WHAT THIS TASK INVOLVES
Give all the lines below again, exactly, with no pictures.

[Dataset records]
# # #

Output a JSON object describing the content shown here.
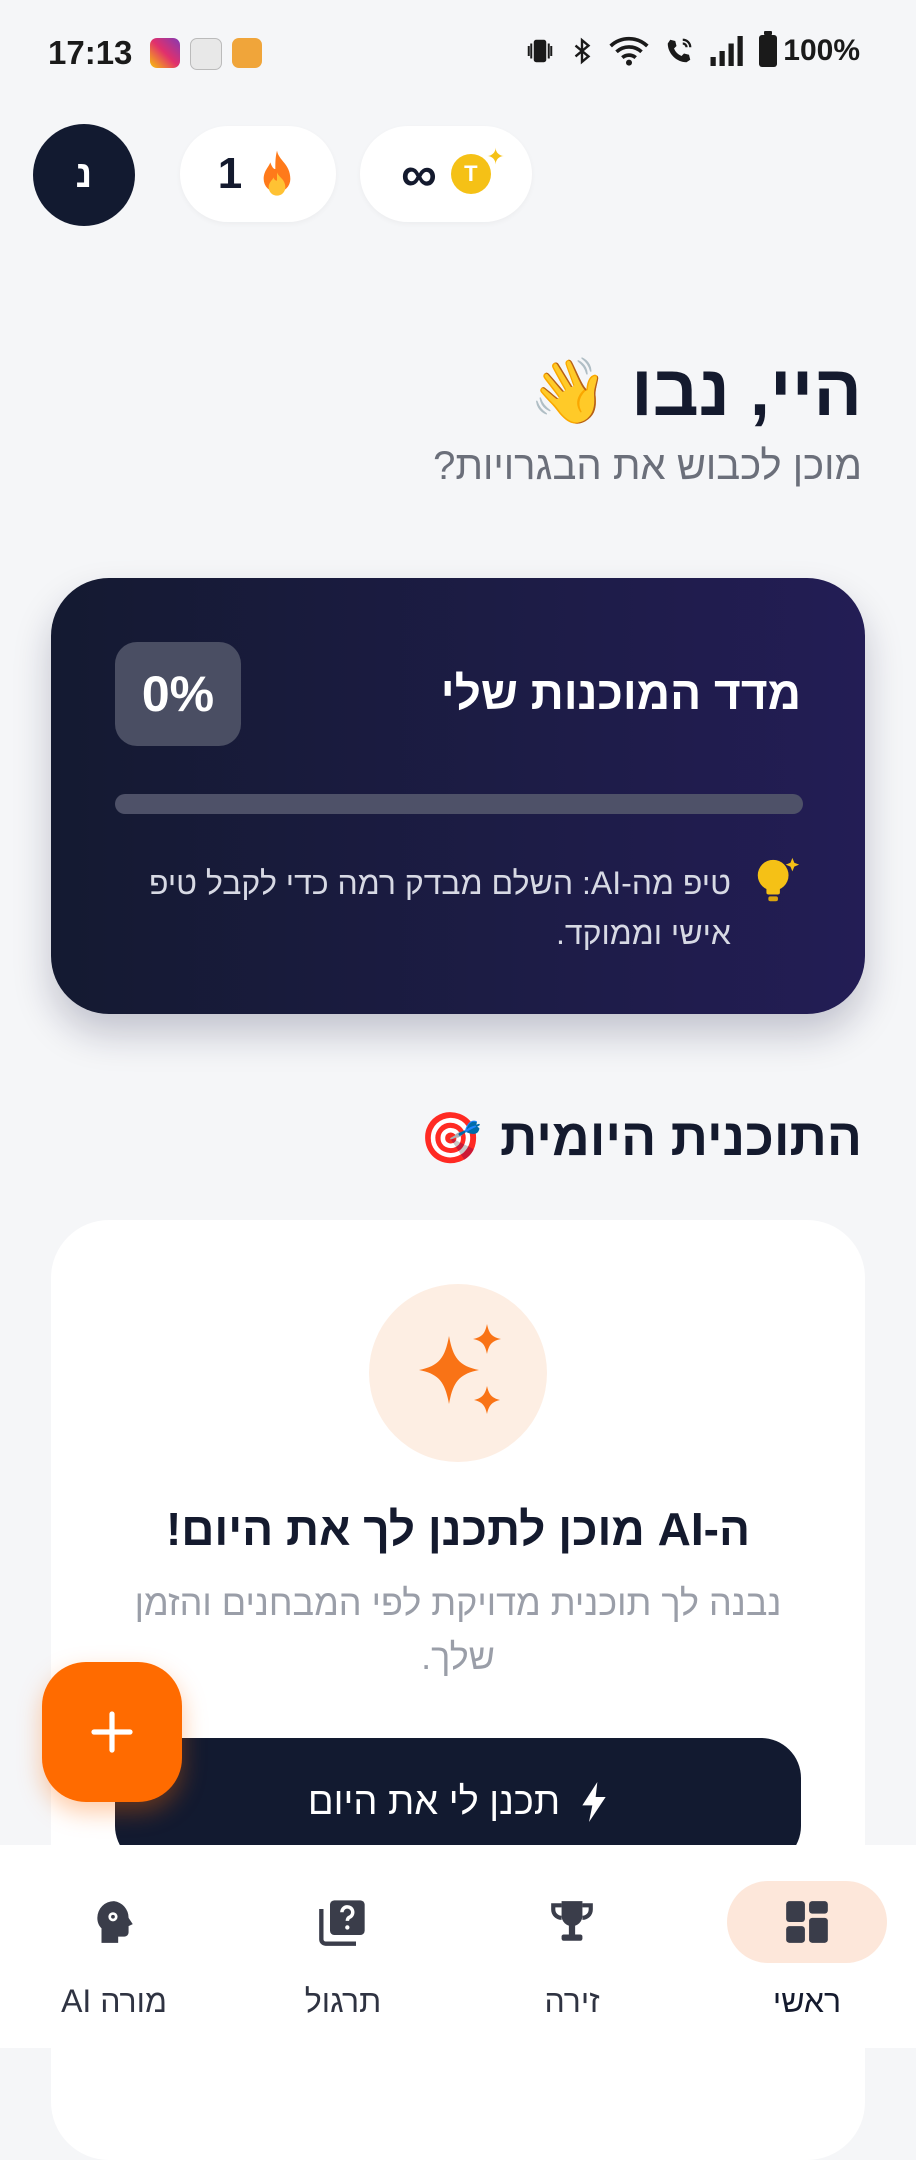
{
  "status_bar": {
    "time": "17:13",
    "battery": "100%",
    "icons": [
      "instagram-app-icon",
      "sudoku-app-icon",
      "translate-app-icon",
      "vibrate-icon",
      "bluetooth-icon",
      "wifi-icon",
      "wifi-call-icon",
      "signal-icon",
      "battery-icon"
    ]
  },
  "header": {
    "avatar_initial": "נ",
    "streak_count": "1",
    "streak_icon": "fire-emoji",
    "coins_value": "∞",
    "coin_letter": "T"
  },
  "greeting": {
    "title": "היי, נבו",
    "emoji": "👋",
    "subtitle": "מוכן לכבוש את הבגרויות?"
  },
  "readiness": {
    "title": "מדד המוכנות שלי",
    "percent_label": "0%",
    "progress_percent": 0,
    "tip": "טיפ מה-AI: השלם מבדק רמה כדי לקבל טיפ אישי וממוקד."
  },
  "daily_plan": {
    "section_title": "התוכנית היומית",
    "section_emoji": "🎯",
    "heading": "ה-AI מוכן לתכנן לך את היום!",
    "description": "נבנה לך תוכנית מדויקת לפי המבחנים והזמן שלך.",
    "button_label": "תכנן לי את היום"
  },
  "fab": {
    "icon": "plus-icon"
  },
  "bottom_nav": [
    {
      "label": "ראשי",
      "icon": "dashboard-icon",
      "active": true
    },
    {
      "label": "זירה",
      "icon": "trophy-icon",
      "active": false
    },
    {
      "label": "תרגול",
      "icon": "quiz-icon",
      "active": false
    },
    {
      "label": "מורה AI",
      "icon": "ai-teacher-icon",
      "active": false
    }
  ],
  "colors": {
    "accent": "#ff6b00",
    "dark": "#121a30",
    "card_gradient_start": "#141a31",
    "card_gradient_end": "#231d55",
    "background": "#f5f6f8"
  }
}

# # #

SOLUTION TO THIS EXERCISE
Output a JSON object describing the content shown here.
{
  "status_bar": {
    "time": "17:13",
    "battery": "100%",
    "icons": [
      "instagram-app-icon",
      "sudoku-app-icon",
      "translate-app-icon",
      "vibrate-icon",
      "bluetooth-icon",
      "wifi-icon",
      "wifi-call-icon",
      "signal-icon",
      "battery-icon"
    ]
  },
  "header": {
    "avatar_initial": "נ",
    "streak_count": "1",
    "streak_icon": "fire-emoji",
    "coins_value": "∞",
    "coin_letter": "T"
  },
  "greeting": {
    "title": "היי, נבו",
    "emoji": "👋",
    "subtitle": "מוכן לכבוש את הבגרויות?"
  },
  "readiness": {
    "title": "מדד המוכנות שלי",
    "percent_label": "0%",
    "progress_percent": 0,
    "tip": "טיפ מה-AI: השלם מבדק רמה כדי לקבל טיפ אישי וממוקד."
  },
  "daily_plan": {
    "section_title": "התוכנית היומית",
    "section_emoji": "🎯",
    "heading": "ה-AI מוכן לתכנן לך את היום!",
    "description": "נבנה לך תוכנית מדויקת לפי המבחנים והזמן שלך.",
    "button_label": "תכנן לי את היום"
  },
  "fab": {
    "icon": "plus-icon"
  },
  "bottom_nav": [
    {
      "label": "ראשי",
      "icon": "dashboard-icon",
      "active": true
    },
    {
      "label": "זירה",
      "icon": "trophy-icon",
      "active": false
    },
    {
      "label": "תרגול",
      "icon": "quiz-icon",
      "active": false
    },
    {
      "label": "מורה AI",
      "icon": "ai-teacher-icon",
      "active": false
    }
  ],
  "colors": {
    "accent": "#ff6b00",
    "dark": "#121a30",
    "card_gradient_start": "#141a31",
    "card_gradient_end": "#231d55",
    "background": "#f5f6f8"
  }
}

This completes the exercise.